**Work to do:**
Find each line with the word "proto" and copy it.
──────── Exercise input ────────
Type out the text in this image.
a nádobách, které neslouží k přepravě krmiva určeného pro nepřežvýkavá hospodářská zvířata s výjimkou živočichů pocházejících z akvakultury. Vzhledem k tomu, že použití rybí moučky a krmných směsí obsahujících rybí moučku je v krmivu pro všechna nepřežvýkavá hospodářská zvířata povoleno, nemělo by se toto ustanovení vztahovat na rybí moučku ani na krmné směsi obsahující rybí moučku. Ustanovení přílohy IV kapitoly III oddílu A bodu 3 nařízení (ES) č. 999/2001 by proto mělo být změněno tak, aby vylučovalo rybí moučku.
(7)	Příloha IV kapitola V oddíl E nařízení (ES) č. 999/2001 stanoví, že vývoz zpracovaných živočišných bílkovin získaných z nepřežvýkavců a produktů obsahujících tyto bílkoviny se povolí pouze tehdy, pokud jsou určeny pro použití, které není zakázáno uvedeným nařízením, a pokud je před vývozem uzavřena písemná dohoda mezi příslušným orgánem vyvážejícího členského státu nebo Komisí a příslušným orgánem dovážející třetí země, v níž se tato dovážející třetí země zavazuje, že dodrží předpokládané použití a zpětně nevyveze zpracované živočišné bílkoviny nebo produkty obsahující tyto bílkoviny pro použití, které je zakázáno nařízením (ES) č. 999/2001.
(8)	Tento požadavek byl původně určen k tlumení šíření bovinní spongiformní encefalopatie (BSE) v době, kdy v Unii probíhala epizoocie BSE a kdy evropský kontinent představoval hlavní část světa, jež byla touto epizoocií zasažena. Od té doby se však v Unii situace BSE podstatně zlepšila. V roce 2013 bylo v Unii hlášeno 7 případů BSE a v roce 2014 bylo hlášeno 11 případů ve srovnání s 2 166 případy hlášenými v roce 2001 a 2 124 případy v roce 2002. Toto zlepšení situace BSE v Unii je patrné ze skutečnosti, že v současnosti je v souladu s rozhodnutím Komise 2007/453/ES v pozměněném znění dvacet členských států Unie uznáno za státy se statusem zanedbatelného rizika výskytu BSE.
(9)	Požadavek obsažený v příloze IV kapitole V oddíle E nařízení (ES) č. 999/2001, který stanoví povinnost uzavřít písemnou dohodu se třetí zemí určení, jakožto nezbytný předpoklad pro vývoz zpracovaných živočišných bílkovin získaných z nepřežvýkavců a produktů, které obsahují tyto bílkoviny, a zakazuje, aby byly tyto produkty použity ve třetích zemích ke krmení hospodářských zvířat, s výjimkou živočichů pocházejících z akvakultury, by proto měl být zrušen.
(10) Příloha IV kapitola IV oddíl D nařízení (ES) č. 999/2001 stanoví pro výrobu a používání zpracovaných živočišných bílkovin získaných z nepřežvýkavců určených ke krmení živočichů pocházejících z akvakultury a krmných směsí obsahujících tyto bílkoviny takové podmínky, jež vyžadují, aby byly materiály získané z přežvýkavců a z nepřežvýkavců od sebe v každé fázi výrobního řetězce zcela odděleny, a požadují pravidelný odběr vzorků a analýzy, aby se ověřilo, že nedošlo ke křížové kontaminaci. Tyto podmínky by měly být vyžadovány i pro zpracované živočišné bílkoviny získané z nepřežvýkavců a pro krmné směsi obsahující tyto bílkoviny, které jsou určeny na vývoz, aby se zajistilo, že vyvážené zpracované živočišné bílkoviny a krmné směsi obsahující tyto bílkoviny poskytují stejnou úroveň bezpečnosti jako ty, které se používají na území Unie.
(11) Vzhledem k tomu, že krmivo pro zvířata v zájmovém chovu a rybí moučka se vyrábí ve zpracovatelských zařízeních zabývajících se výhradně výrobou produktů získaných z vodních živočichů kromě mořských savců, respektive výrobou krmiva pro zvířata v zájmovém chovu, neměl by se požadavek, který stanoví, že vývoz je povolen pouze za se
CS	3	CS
────────
**Written answer:**
a nádobách, které neslouží k přepravě krmiva určeného pro nepřežvýkavá hospodářská zvířata s výjimkou živočichů pocházejících z akvakultury. Vzhledem k tomu, že použití rybí moučky a krmných směsí obsahujících rybí moučku je v krmivu pro všechna nepřežvýkavá hospodářská zvířata povoleno, nemělo by se toto ustanovení vztahovat na rybí moučku ani na krmné směsi obsahující rybí moučku. Ustanovení přílohy IV kapitoly III oddílu A bodu 3 nařízení (ES) č. 999/2001 by proto mělo být změněno tak, aby vylučovalo rybí moučku.
(9)	Požadavek obsažený v příloze IV kapitole V oddíle E nařízení (ES) č. 999/2001, který stanoví povinnost uzavřít písemnou dohodu se třetí zemí určení, jakožto nezbytný předpoklad pro vývoz zpracovaných živočišných bílkovin získaných z nepřežvýkavců a produktů, které obsahují tyto bílkoviny, a zakazuje, aby byly tyto produkty použity ve třetích zemích ke krmení hospodářských zvířat, s výjimkou živočichů pocházejících z akvakultury, by proto měl být zrušen.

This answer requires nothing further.